Short task ->
Repeat, exactly and completely, the material that follows. Omit the pictures.

Records for the exercise ->
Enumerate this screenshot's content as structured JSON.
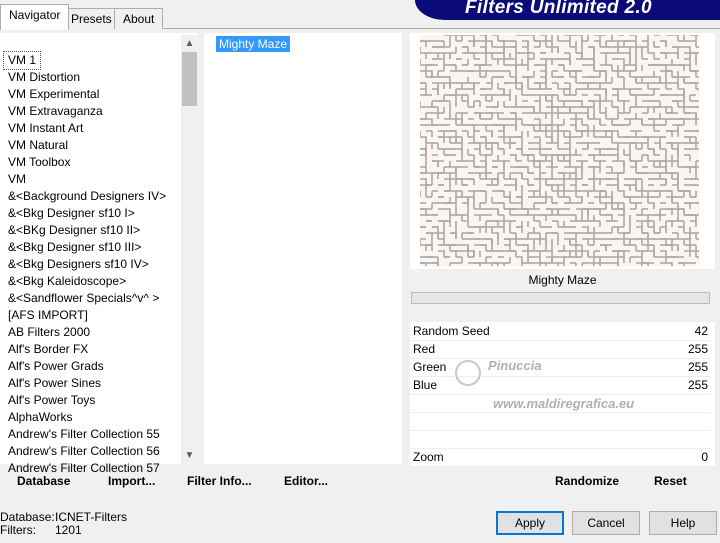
{
  "tabs": [
    "Navigator",
    "Presets",
    "About"
  ],
  "banner_title": "Filters Unlimited 2.0",
  "categories": [
    "VM 1",
    "VM Distortion",
    "VM Experimental",
    "VM Extravaganza",
    "VM Instant Art",
    "VM Natural",
    "VM Toolbox",
    "VM",
    "&<Background Designers IV>",
    "&<Bkg Designer sf10 I>",
    "&<BKg Designer sf10 II>",
    "&<Bkg Designer sf10 III>",
    "&<Bkg Designers sf10 IV>",
    "&<Bkg Kaleidoscope>",
    "&<Sandflower Specials^v^ >",
    "[AFS IMPORT]",
    "AB Filters 2000",
    "Alf's Border FX",
    "Alf's Power Grads",
    "Alf's Power Sines",
    "Alf's Power Toys",
    "AlphaWorks",
    "Andrew's Filter Collection 55",
    "Andrew's Filter Collection 56",
    "Andrew's Filter Collection 57"
  ],
  "selected_filter": "Mighty Maze",
  "preview_label": "Mighty Maze",
  "params": [
    {
      "label": "Random Seed",
      "value": "42"
    },
    {
      "label": "Red",
      "value": "255"
    },
    {
      "label": "Green",
      "value": "255"
    },
    {
      "label": "Blue",
      "value": "255"
    }
  ],
  "zoom": {
    "label": "Zoom",
    "value": "0"
  },
  "watermark": "Pinuccia\nwww.maldiregrafica.eu",
  "link_buttons": {
    "database": "Database",
    "import": "Import...",
    "filter_info": "Filter Info...",
    "editor": "Editor..."
  },
  "action_buttons": {
    "randomize": "Randomize",
    "reset": "Reset"
  },
  "dialog_buttons": {
    "apply": "Apply",
    "cancel": "Cancel",
    "help": "Help"
  },
  "status": {
    "database_label": "Database:",
    "database_value": "ICNET-Filters",
    "filters_label": "Filters:",
    "filters_value": "1201"
  },
  "colors": {
    "banner": "#0a0a78",
    "selection": "#3399ff",
    "maze": "#a9a9a9"
  }
}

Full answer ->
Enumerate this screenshot's content as structured JSON.
{
  "tabs": [
    "Navigator",
    "Presets",
    "About"
  ],
  "banner_title": "Filters Unlimited 2.0",
  "categories": [
    "VM 1",
    "VM Distortion",
    "VM Experimental",
    "VM Extravaganza",
    "VM Instant Art",
    "VM Natural",
    "VM Toolbox",
    "VM",
    "&<Background Designers IV>",
    "&<Bkg Designer sf10 I>",
    "&<BKg Designer sf10 II>",
    "&<Bkg Designer sf10 III>",
    "&<Bkg Designers sf10 IV>",
    "&<Bkg Kaleidoscope>",
    "&<Sandflower Specials^v^ >",
    "[AFS IMPORT]",
    "AB Filters 2000",
    "Alf's Border FX",
    "Alf's Power Grads",
    "Alf's Power Sines",
    "Alf's Power Toys",
    "AlphaWorks",
    "Andrew's Filter Collection 55",
    "Andrew's Filter Collection 56",
    "Andrew's Filter Collection 57"
  ],
  "selected_filter": "Mighty Maze",
  "preview_label": "Mighty Maze",
  "params": [
    {
      "label": "Random Seed",
      "value": "42"
    },
    {
      "label": "Red",
      "value": "255"
    },
    {
      "label": "Green",
      "value": "255"
    },
    {
      "label": "Blue",
      "value": "255"
    }
  ],
  "zoom": {
    "label": "Zoom",
    "value": "0"
  },
  "watermark": "Pinuccia\nwww.maldiregrafica.eu",
  "link_buttons": {
    "database": "Database",
    "import": "Import...",
    "filter_info": "Filter Info...",
    "editor": "Editor..."
  },
  "action_buttons": {
    "randomize": "Randomize",
    "reset": "Reset"
  },
  "dialog_buttons": {
    "apply": "Apply",
    "cancel": "Cancel",
    "help": "Help"
  },
  "status": {
    "database_label": "Database:",
    "database_value": "ICNET-Filters",
    "filters_label": "Filters:",
    "filters_value": "1201"
  },
  "colors": {
    "banner": "#0a0a78",
    "selection": "#3399ff",
    "maze": "#a9a9a9"
  }
}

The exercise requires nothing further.